■ Exercise requirements ■
Determine how many lines contain the string "Samedi". Reply with that figure and nothing else.

------ Task material

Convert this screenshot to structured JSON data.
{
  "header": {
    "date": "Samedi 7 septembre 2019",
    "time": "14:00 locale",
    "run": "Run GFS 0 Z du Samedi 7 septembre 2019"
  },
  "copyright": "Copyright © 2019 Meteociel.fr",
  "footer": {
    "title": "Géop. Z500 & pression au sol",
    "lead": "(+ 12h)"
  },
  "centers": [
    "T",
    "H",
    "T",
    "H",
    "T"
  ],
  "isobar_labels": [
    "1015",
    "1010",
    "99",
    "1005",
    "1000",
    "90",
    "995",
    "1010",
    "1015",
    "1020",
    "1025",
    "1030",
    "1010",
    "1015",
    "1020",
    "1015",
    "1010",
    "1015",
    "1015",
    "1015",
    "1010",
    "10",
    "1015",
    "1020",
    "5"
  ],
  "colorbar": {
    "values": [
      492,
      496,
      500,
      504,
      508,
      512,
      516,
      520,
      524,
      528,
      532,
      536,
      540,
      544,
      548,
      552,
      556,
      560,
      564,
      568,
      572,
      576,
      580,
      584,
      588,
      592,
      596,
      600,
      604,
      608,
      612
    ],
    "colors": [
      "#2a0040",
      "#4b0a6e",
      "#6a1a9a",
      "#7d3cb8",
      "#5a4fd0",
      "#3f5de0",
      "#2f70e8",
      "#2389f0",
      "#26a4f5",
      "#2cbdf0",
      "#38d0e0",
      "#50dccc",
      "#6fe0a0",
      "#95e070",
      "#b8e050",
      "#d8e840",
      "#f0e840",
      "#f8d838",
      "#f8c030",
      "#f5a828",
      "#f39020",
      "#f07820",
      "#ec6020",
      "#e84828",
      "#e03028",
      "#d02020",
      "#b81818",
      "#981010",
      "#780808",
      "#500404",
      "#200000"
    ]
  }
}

------------

■ Task response ■
2